* [Short task]
All of the data needs to be repeated exactly.

Excerpts from a figure dataset
-----
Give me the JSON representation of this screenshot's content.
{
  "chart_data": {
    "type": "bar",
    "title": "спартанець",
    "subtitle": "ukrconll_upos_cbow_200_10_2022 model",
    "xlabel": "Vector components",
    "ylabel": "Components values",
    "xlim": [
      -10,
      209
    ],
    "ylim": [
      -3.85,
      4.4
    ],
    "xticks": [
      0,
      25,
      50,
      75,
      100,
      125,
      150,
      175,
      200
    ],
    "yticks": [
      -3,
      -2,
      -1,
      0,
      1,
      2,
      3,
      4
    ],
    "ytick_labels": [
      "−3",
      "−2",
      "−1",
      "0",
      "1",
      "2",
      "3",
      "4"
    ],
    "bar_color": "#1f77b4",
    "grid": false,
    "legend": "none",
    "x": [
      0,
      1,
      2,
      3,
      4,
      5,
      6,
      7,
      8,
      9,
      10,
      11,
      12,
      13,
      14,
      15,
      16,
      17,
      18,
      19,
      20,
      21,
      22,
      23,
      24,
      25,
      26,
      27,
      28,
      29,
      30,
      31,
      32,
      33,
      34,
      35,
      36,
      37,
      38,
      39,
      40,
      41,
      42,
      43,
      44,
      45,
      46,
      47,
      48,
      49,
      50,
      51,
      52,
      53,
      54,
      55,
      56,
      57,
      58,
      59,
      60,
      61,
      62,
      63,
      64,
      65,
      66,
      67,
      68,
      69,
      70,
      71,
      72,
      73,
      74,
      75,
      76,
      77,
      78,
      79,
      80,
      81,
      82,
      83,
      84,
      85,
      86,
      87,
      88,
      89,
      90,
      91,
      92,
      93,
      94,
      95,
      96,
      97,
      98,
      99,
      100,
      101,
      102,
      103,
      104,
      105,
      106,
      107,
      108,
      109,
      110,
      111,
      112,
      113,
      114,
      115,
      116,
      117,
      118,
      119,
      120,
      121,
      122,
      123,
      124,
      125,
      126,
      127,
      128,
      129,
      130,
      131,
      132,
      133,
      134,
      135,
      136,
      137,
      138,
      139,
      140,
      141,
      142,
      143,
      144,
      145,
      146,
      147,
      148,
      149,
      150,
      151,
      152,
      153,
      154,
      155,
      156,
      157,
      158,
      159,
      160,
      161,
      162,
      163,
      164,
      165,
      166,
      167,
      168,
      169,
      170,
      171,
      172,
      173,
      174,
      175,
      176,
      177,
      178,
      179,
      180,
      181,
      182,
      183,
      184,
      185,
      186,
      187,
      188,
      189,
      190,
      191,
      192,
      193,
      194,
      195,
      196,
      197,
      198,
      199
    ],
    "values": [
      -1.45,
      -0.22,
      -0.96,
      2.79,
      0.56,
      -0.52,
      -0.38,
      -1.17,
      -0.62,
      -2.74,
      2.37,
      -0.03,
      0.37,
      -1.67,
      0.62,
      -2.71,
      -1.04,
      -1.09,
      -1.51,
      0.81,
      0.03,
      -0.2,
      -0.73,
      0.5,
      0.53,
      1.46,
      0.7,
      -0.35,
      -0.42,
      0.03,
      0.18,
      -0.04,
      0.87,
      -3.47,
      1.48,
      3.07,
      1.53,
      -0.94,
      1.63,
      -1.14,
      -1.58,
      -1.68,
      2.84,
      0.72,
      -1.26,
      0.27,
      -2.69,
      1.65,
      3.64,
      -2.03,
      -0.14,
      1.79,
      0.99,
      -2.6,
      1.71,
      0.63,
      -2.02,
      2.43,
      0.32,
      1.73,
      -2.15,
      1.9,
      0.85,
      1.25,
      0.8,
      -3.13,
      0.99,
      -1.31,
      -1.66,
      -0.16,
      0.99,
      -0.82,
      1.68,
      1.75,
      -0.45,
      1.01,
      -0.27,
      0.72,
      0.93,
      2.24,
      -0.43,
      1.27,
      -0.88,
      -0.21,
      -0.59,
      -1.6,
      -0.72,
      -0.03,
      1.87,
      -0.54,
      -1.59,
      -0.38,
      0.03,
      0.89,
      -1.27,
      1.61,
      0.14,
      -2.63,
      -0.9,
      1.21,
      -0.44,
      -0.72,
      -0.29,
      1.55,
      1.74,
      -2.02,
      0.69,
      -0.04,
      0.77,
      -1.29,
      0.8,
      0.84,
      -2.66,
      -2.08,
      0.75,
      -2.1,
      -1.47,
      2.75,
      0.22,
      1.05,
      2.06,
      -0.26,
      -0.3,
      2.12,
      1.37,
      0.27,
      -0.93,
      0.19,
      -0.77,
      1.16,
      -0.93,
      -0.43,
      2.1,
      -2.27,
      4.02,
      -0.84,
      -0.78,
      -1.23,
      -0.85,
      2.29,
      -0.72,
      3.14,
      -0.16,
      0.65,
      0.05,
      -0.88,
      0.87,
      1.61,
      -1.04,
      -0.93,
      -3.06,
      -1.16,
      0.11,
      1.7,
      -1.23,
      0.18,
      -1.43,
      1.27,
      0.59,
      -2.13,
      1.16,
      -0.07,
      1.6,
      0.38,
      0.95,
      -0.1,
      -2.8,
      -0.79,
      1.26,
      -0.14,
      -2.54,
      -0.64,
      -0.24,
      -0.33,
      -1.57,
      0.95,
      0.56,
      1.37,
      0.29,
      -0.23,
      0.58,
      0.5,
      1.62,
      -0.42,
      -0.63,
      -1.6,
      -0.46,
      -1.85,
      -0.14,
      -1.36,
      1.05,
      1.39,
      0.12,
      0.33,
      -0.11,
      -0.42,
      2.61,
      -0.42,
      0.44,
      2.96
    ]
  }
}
-----
* [Final result]
Give me the JSON representation of this screenshot's content.
{
  "chart_data": {
    "type": "bar",
    "title": "спартанець",
    "subtitle": "ukrconll_upos_cbow_200_10_2022 model",
    "xlabel": "Vector components",
    "ylabel": "Components values",
    "xlim": [
      -10,
      209
    ],
    "ylim": [
      -3.85,
      4.4
    ],
    "xticks": [
      0,
      25,
      50,
      75,
      100,
      125,
      150,
      175,
      200
    ],
    "yticks": [
      -3,
      -2,
      -1,
      0,
      1,
      2,
      3,
      4
    ],
    "ytick_labels": [
      "−3",
      "−2",
      "−1",
      "0",
      "1",
      "2",
      "3",
      "4"
    ],
    "bar_color": "#1f77b4",
    "grid": false,
    "legend": "none",
    "x": [
      0,
      1,
      2,
      3,
      4,
      5,
      6,
      7,
      8,
      9,
      10,
      11,
      12,
      13,
      14,
      15,
      16,
      17,
      18,
      19,
      20,
      21,
      22,
      23,
      24,
      25,
      26,
      27,
      28,
      29,
      30,
      31,
      32,
      33,
      34,
      35,
      36,
      37,
      38,
      39,
      40,
      41,
      42,
      43,
      44,
      45,
      46,
      47,
      48,
      49,
      50,
      51,
      52,
      53,
      54,
      55,
      56,
      57,
      58,
      59,
      60,
      61,
      62,
      63,
      64,
      65,
      66,
      67,
      68,
      69,
      70,
      71,
      72,
      73,
      74,
      75,
      76,
      77,
      78,
      79,
      80,
      81,
      82,
      83,
      84,
      85,
      86,
      87,
      88,
      89,
      90,
      91,
      92,
      93,
      94,
      95,
      96,
      97,
      98,
      99,
      100,
      101,
      102,
      103,
      104,
      105,
      106,
      107,
      108,
      109,
      110,
      111,
      112,
      113,
      114,
      115,
      116,
      117,
      118,
      119,
      120,
      121,
      122,
      123,
      124,
      125,
      126,
      127,
      128,
      129,
      130,
      131,
      132,
      133,
      134,
      135,
      136,
      137,
      138,
      139,
      140,
      141,
      142,
      143,
      144,
      145,
      146,
      147,
      148,
      149,
      150,
      151,
      152,
      153,
      154,
      155,
      156,
      157,
      158,
      159,
      160,
      161,
      162,
      163,
      164,
      165,
      166,
      167,
      168,
      169,
      170,
      171,
      172,
      173,
      174,
      175,
      176,
      177,
      178,
      179,
      180,
      181,
      182,
      183,
      184,
      185,
      186,
      187,
      188,
      189,
      190,
      191,
      192,
      193,
      194,
      195,
      196,
      197,
      198,
      199
    ],
    "values": [
      -1.45,
      -0.22,
      -0.96,
      2.79,
      0.56,
      -0.52,
      -0.38,
      -1.17,
      -0.62,
      -2.74,
      2.37,
      -0.03,
      0.37,
      -1.67,
      0.62,
      -2.71,
      -1.04,
      -1.09,
      -1.51,
      0.81,
      0.03,
      -0.2,
      -0.73,
      0.5,
      0.53,
      1.46,
      0.7,
      -0.35,
      -0.42,
      0.03,
      0.18,
      -0.04,
      0.87,
      -3.47,
      1.48,
      3.07,
      1.53,
      -0.94,
      1.63,
      -1.14,
      -1.58,
      -1.68,
      2.84,
      0.72,
      -1.26,
      0.27,
      -2.69,
      1.65,
      3.64,
      -2.03,
      -0.14,
      1.79,
      0.99,
      -2.6,
      1.71,
      0.63,
      -2.02,
      2.43,
      0.32,
      1.73,
      -2.15,
      1.9,
      0.85,
      1.25,
      0.8,
      -3.13,
      0.99,
      -1.31,
      -1.66,
      -0.16,
      0.99,
      -0.82,
      1.68,
      1.75,
      -0.45,
      1.01,
      -0.27,
      0.72,
      0.93,
      2.24,
      -0.43,
      1.27,
      -0.88,
      -0.21,
      -0.59,
      -1.6,
      -0.72,
      -0.03,
      1.87,
      -0.54,
      -1.59,
      -0.38,
      0.03,
      0.89,
      -1.27,
      1.61,
      0.14,
      -2.63,
      -0.9,
      1.21,
      -0.44,
      -0.72,
      -0.29,
      1.55,
      1.74,
      -2.02,
      0.69,
      -0.04,
      0.77,
      -1.29,
      0.8,
      0.84,
      -2.66,
      -2.08,
      0.75,
      -2.1,
      -1.47,
      2.75,
      0.22,
      1.05,
      2.06,
      -0.26,
      -0.3,
      2.12,
      1.37,
      0.27,
      -0.93,
      0.19,
      -0.77,
      1.16,
      -0.93,
      -0.43,
      2.1,
      -2.27,
      4.02,
      -0.84,
      -0.78,
      -1.23,
      -0.85,
      2.29,
      -0.72,
      3.14,
      -0.16,
      0.65,
      0.05,
      -0.88,
      0.87,
      1.61,
      -1.04,
      -0.93,
      -3.06,
      -1.16,
      0.11,
      1.7,
      -1.23,
      0.18,
      -1.43,
      1.27,
      0.59,
      -2.13,
      1.16,
      -0.07,
      1.6,
      0.38,
      0.95,
      -0.1,
      -2.8,
      -0.79,
      1.26,
      -0.14,
      -2.54,
      -0.64,
      -0.24,
      -0.33,
      -1.57,
      0.95,
      0.56,
      1.37,
      0.29,
      -0.23,
      0.58,
      0.5,
      1.62,
      -0.42,
      -0.63,
      -1.6,
      -0.46,
      -1.85,
      -0.14,
      -1.36,
      1.05,
      1.39,
      0.12,
      0.33,
      -0.11,
      -0.42,
      2.61,
      -0.42,
      0.44,
      2.96
    ]
  }
}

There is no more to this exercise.